Objective 1
Which people does the passage on Trotskyist theory name?
Objective 2
Answer these questions about the passage on Trotskyist theory:
(a) How was the perverted version spread to several nations of Eastern Europe?
(b) Which two revolutions forced the theory to be modified again?
(c) Which two countries does the passage contrast with those revolutions?
Objective 3
Can you extend the passage on Trotskyist theory, picking up after its final sentence?

Selected excerpt
[start]

There were new facts that needed to be explained.

Hence, Canonical Trotskyist theory with the Addendum sounded something like:  “Stalinism is a perversion and degeneration of the original dictatorship of the proletariat.  This perverted version was spread through military conquest to several nations of Eastern Europe.  This was a relatively positive phenomenon, to which we give support, but not necessarily uncritical support.”

So far so good.  But then the theory needed to be modified still again, with the Chinese and Cuban revolutions.  Unlike, say, your Poland and Czechoslovakia, these working-class revolutions were genuine and indigenous; and yet still resulted in governments that counted themselves along the line of succession from [Lenin to Stalin] rather than [Lenin to Trotsky].  This phenomenon again needed to be explained, but was more complicated.

[end]

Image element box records
[start]

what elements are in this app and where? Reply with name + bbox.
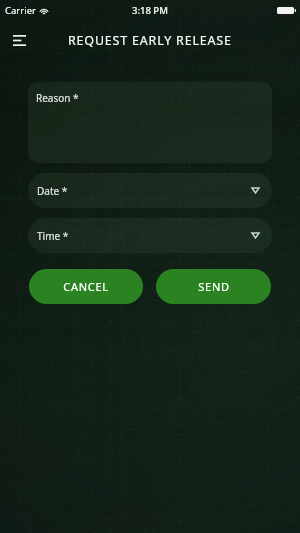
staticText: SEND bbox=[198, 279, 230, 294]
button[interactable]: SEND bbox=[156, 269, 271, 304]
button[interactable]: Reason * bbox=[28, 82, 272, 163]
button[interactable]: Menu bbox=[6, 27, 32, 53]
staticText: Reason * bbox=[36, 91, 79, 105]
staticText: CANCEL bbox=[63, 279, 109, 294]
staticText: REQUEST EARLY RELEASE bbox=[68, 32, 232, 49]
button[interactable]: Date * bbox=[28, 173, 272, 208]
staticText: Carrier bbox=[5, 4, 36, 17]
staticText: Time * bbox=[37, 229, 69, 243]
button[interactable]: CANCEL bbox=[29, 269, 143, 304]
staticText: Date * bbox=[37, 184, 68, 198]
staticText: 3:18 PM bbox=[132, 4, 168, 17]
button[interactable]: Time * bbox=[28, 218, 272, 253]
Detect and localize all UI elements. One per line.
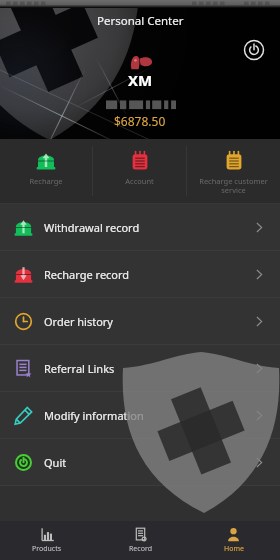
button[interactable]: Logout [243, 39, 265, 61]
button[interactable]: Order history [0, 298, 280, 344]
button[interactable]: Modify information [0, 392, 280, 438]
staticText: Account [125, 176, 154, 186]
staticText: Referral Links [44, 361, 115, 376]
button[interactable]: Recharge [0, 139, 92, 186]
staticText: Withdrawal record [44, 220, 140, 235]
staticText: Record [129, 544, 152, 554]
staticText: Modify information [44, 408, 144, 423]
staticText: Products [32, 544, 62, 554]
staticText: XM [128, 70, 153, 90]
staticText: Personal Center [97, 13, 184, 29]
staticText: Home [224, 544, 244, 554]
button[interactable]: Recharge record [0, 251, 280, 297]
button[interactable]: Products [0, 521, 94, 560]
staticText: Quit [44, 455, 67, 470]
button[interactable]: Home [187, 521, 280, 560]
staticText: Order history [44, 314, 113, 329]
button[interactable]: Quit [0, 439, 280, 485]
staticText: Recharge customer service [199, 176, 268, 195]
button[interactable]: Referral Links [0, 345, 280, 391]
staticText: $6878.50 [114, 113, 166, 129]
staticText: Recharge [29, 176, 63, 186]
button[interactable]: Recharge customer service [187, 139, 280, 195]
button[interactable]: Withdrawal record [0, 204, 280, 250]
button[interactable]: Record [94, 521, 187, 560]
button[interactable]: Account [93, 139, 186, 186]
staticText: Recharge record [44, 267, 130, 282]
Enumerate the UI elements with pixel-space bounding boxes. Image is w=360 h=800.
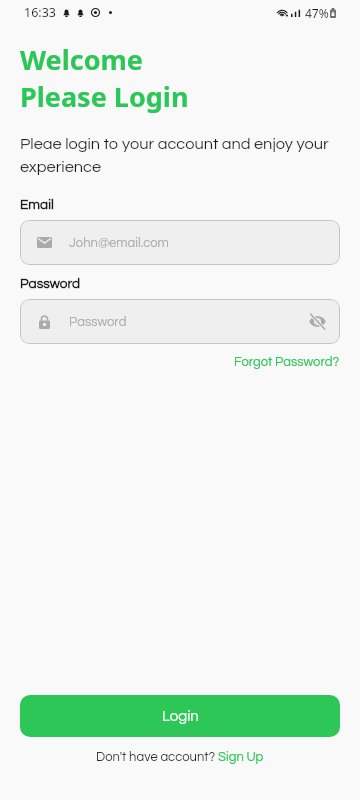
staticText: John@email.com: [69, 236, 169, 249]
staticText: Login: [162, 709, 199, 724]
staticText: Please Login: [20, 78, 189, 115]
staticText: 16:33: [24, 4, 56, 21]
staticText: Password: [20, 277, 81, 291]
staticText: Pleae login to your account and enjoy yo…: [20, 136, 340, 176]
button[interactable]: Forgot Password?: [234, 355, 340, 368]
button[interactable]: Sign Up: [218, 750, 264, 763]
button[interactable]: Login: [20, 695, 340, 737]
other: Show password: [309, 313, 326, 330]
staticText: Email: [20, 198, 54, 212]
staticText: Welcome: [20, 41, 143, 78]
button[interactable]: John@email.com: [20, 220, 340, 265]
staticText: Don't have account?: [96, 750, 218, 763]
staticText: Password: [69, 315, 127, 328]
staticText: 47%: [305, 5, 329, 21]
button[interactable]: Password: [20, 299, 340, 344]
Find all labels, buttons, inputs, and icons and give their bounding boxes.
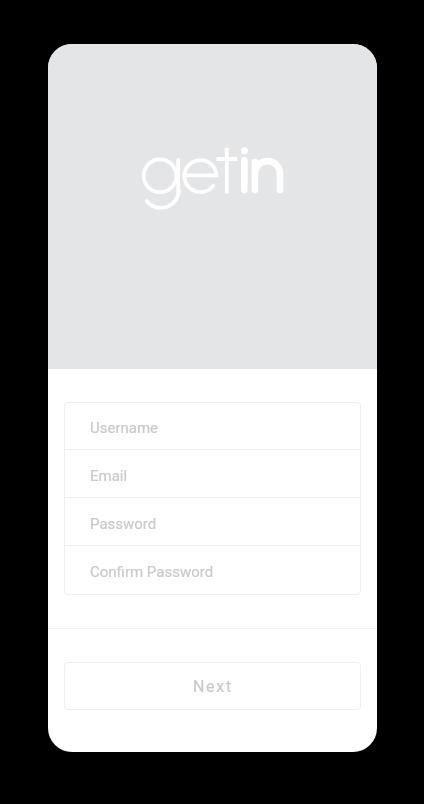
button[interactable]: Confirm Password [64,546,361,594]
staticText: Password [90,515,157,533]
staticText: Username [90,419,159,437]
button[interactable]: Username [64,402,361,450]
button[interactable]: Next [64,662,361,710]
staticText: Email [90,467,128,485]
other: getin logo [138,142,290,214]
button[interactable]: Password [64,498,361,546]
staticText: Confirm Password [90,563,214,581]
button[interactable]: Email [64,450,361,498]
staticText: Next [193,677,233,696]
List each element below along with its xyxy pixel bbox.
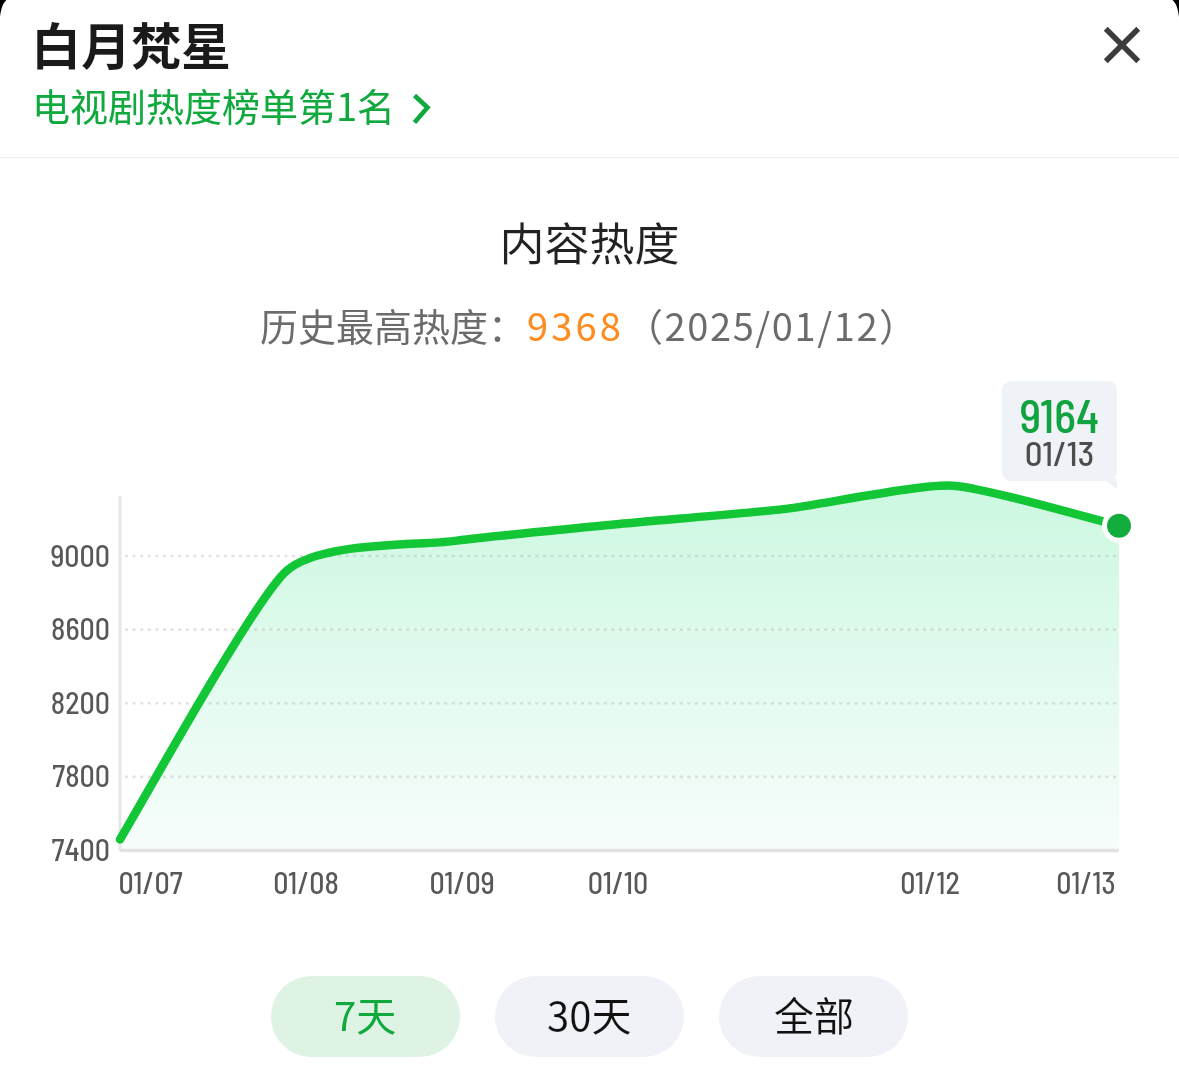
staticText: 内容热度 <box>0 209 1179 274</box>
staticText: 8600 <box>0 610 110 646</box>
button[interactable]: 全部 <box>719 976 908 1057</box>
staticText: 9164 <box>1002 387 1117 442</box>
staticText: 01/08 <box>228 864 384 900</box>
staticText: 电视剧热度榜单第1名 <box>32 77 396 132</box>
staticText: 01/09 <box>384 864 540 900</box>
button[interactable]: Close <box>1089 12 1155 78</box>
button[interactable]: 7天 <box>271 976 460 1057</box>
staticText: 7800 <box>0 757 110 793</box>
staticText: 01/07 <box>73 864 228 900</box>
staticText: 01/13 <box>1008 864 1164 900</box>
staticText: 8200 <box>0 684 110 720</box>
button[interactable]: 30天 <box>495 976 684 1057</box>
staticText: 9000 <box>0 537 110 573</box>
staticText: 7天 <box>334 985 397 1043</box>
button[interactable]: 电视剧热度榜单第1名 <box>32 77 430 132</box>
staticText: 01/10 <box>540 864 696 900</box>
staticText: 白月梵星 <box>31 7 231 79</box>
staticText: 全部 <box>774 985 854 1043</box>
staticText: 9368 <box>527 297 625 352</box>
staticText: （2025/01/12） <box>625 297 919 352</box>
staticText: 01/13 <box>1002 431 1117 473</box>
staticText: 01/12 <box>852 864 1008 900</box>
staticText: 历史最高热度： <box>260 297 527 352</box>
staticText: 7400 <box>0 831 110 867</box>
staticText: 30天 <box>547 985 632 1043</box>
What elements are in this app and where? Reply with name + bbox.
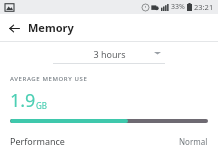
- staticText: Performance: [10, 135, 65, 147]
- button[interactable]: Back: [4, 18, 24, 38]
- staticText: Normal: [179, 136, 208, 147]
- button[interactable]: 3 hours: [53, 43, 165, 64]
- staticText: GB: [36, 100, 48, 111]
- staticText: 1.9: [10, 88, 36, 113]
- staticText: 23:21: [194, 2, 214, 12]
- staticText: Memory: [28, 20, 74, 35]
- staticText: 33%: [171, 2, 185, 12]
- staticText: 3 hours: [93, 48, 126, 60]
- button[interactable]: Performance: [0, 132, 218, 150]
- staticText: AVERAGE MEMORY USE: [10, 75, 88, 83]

[end]

Exercise answer 1
Lenin, Stalin, Trotsky

Exercise answer 2
(a) Through military conquest.
(b) The Chinese and Cuban revolutions.
(c) Poland and Czechoslovakia.

Exercise answer 3
  Meanwhile, during the 1960’s, the line between Stalinism and Trotskyism started to get blurred within the Trotskyist movement itself; and the result was the so-called Pabloite Revisionism.  Whose apotheosis could be denoted when Joseph Hansen became an ardent fan of Fidel Castro — yeah, that same guy who offered asylum to Trotsky’s assassin!  And Hansen visited Communist Cuba and walked down the same streets of Havana as, probably, Ramón Mercader himself — if they had encountered each other, what a play that would be, if any playright were good enough to write it! — and said nice things about Cuba, and was ready to bury the hatchet, if not the ice-pick itself.

But all of this is just a peek into the future, and we need to get back to Joseph Hansen as he was in September of 1940, still in a state of shock and grief over the brutal murder of his Sensei.  And would do whatever he could to bring Stalin’s murderous goons to justice.  Even if that meant collaborating with the class enemy!